## TASK DESCRIPTION:
For the material that follows, list every line containing the word "JSON".

## DATA SECTION:
######

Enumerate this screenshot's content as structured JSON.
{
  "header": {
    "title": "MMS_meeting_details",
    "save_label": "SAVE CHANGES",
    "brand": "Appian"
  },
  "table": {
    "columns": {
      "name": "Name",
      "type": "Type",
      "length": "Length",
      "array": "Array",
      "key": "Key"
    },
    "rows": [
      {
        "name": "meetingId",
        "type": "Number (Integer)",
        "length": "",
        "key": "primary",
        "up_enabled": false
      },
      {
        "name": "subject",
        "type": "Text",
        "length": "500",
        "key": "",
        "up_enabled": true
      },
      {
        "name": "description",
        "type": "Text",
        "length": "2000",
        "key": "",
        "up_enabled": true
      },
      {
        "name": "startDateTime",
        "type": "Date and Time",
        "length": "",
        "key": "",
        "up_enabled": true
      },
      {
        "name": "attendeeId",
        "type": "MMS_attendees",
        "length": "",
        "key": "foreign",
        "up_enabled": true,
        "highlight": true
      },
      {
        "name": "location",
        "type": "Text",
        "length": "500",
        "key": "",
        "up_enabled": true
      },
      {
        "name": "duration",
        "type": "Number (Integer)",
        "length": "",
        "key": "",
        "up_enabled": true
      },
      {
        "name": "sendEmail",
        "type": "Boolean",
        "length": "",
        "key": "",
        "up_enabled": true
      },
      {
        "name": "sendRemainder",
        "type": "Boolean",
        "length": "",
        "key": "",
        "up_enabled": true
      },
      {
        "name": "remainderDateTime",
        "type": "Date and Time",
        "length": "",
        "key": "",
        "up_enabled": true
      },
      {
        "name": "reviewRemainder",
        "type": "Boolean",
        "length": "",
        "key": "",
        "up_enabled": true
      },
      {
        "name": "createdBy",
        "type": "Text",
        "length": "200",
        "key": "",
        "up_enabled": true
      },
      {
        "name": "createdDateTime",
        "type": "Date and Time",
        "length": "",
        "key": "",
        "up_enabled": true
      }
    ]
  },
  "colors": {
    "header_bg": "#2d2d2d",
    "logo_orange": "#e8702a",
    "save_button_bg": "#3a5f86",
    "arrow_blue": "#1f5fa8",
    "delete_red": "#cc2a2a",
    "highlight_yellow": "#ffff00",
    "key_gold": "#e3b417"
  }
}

######

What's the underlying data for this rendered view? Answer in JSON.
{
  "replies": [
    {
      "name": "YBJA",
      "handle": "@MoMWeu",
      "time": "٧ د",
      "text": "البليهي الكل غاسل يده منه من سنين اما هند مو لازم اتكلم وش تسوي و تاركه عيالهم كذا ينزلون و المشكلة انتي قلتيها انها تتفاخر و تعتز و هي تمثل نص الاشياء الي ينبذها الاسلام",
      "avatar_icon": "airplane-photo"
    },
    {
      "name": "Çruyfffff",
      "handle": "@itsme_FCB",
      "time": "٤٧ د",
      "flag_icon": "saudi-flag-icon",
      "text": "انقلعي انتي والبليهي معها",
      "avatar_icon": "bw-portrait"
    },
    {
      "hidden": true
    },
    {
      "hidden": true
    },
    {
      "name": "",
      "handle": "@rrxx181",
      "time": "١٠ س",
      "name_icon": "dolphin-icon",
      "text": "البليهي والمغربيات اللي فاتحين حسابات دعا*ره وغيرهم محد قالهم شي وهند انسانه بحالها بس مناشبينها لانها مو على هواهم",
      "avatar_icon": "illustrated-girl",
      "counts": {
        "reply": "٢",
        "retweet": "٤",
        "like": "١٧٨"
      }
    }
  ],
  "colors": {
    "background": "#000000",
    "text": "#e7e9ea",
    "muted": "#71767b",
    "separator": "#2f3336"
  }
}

######

## SOLVED PROBLEM:
Enumerate this screenshot's content as structured JSON.
What's the underlying data for this rendered view? Answer in JSON.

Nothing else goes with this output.